Requirements - Retype the records word for word, starting at the very beginning and stopping after the line that contains "lat-tick-label: 15N [205,163,228,174]".

Some records
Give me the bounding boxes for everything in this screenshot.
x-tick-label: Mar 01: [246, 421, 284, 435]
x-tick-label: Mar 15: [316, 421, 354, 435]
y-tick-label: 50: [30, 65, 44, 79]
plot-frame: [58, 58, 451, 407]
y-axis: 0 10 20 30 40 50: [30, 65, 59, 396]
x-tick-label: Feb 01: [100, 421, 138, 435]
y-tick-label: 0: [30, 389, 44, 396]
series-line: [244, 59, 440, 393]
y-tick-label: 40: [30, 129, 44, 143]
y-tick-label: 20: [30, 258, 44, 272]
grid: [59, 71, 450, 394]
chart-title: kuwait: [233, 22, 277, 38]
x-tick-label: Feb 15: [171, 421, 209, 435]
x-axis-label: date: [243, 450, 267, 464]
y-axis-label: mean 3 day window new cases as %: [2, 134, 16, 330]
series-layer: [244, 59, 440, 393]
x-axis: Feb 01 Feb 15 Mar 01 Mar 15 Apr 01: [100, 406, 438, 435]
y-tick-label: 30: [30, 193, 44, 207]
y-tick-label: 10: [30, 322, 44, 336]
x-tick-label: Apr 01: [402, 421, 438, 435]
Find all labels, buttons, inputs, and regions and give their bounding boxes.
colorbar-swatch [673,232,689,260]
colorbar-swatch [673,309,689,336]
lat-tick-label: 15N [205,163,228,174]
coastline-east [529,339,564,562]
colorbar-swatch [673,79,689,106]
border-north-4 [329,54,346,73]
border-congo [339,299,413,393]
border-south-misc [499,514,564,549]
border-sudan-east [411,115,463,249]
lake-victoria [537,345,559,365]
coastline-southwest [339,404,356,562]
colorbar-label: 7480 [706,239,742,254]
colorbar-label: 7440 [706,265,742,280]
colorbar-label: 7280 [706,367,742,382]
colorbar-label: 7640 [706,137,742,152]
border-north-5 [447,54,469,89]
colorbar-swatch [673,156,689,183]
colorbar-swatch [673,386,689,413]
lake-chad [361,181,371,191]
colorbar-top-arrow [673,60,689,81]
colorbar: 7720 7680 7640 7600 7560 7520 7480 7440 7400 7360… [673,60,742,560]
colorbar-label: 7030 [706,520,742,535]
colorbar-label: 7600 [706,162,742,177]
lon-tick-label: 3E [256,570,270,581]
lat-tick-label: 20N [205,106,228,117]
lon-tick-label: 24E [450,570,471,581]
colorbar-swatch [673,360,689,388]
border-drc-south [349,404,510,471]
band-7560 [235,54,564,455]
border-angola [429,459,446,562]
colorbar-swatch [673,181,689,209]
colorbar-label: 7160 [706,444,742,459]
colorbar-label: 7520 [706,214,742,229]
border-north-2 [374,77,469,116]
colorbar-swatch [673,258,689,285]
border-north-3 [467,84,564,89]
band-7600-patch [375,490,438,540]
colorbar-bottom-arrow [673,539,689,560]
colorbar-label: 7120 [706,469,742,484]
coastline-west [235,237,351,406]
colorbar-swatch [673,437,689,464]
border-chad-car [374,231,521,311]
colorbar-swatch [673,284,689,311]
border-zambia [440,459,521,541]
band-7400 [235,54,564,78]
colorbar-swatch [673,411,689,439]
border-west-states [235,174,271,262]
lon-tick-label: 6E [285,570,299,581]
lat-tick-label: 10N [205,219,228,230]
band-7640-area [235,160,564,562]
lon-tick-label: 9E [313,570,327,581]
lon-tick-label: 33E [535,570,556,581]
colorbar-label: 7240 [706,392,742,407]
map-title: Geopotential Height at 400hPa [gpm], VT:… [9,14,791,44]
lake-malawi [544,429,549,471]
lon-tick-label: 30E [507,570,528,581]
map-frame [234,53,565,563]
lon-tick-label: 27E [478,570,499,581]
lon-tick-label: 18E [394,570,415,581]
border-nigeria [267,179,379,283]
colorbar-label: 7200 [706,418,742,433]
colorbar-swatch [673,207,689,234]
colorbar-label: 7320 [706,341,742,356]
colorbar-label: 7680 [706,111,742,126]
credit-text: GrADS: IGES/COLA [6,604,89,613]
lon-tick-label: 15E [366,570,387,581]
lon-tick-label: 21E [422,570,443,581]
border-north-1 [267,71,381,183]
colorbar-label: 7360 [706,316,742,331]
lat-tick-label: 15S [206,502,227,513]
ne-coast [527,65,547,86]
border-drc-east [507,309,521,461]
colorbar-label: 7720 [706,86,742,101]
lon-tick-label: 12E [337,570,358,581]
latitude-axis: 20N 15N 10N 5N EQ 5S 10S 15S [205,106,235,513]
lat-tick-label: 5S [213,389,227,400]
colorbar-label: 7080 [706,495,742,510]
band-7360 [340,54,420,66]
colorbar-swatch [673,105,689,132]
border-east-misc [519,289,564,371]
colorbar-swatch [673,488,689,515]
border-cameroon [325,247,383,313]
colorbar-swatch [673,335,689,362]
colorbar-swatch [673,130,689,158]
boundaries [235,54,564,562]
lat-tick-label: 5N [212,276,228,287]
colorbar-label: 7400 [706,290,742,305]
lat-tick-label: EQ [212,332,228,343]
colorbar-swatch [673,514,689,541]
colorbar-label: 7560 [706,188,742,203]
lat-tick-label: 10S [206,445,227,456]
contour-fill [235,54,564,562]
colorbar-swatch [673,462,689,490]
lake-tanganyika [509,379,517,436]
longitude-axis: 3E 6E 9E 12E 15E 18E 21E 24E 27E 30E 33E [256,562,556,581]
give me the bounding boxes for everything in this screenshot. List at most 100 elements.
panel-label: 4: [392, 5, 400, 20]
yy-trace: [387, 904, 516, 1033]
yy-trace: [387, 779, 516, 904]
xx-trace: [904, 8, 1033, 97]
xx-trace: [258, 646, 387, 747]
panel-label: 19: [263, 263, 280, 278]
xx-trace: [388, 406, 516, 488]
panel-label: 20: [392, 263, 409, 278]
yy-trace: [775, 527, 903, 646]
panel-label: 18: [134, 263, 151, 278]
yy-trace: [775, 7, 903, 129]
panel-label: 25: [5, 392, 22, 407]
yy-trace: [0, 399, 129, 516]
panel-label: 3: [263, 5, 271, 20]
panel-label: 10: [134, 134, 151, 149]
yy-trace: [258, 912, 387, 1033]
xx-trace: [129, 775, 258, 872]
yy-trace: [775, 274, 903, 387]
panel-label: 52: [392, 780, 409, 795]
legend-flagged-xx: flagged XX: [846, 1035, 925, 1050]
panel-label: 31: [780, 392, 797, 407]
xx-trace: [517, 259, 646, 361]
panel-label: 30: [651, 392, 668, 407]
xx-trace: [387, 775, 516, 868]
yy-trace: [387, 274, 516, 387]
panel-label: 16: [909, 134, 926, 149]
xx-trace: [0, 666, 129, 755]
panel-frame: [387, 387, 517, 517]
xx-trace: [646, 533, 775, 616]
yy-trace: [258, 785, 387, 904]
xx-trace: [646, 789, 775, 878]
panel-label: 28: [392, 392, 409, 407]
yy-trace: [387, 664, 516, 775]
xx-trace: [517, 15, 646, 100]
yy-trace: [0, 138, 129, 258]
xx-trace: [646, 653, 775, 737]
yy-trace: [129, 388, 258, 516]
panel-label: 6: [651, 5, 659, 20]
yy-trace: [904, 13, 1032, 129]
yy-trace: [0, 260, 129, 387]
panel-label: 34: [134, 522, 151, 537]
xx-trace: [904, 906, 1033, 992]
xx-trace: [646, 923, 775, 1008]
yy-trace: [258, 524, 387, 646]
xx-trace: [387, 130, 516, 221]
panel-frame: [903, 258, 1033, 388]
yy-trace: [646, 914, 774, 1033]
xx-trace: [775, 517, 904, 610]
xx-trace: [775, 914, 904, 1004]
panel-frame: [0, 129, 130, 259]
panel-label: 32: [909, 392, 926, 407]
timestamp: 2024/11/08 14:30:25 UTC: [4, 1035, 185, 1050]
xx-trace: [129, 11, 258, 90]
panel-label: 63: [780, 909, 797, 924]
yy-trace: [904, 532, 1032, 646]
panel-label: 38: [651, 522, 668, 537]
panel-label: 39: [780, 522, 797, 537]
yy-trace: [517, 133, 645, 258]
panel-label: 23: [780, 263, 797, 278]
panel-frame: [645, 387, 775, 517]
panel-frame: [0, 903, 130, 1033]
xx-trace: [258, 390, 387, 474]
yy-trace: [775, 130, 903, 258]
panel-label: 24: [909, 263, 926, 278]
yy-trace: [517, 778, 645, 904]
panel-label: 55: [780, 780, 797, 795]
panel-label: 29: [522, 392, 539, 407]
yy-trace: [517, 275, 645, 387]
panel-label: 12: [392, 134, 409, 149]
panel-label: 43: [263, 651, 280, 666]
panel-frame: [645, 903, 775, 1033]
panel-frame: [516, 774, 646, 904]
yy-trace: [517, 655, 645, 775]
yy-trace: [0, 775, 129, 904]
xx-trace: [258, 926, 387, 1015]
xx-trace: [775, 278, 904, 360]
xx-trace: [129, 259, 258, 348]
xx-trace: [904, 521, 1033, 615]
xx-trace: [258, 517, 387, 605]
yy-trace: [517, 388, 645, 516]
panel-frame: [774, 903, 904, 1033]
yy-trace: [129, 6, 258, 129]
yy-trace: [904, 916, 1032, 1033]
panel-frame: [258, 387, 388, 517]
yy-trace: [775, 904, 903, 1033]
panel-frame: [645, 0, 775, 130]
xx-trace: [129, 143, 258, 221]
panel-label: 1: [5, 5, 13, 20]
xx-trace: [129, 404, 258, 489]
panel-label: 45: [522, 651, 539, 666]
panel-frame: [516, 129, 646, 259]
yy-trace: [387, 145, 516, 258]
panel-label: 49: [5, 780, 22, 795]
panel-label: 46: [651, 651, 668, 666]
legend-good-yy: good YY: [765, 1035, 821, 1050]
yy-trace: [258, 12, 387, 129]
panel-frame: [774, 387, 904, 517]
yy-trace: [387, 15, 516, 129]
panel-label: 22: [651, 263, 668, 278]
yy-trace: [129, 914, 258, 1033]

Correct output -
Give me the bounding boxes for everything in this screenshot.
x-tick-label: Mar 01: [246, 421, 284, 435]
x-tick-label: Mar 15: [316, 421, 354, 435]
y-tick-label: 50: [30, 65, 44, 79]
plot-frame: [58, 58, 451, 407]
y-axis: 0 10 20 30 40 50: [30, 65, 59, 396]
x-tick-label: Feb 01: [100, 421, 138, 435]
y-tick-label: 0: [30, 389, 44, 396]
series-line: [244, 59, 440, 393]
y-tick-label: 40: [30, 129, 44, 143]
y-tick-label: 20: [30, 258, 44, 272]
grid: [59, 71, 450, 394]
chart-title: kuwait: [233, 22, 277, 38]
x-tick-label: Feb 15: [171, 421, 209, 435]
x-axis-label: date: [243, 450, 267, 464]
y-axis-label: mean 3 day window new cases as %: [2, 134, 16, 330]
series-layer: [244, 59, 440, 393]
x-axis: Feb 01 Feb 15 Mar 01 Mar 15 Apr 01: [100, 406, 438, 435]
y-tick-label: 30: [30, 193, 44, 207]
y-tick-label: 10: [30, 322, 44, 336]
x-tick-label: Apr 01: [402, 421, 438, 435]
Find all labels, buttons, inputs, and regions and give their bounding boxes.
colorbar-swatch [673,232,689,260]
colorbar-swatch [673,309,689,336]
lat-tick-label: 15N [205,163,228,174]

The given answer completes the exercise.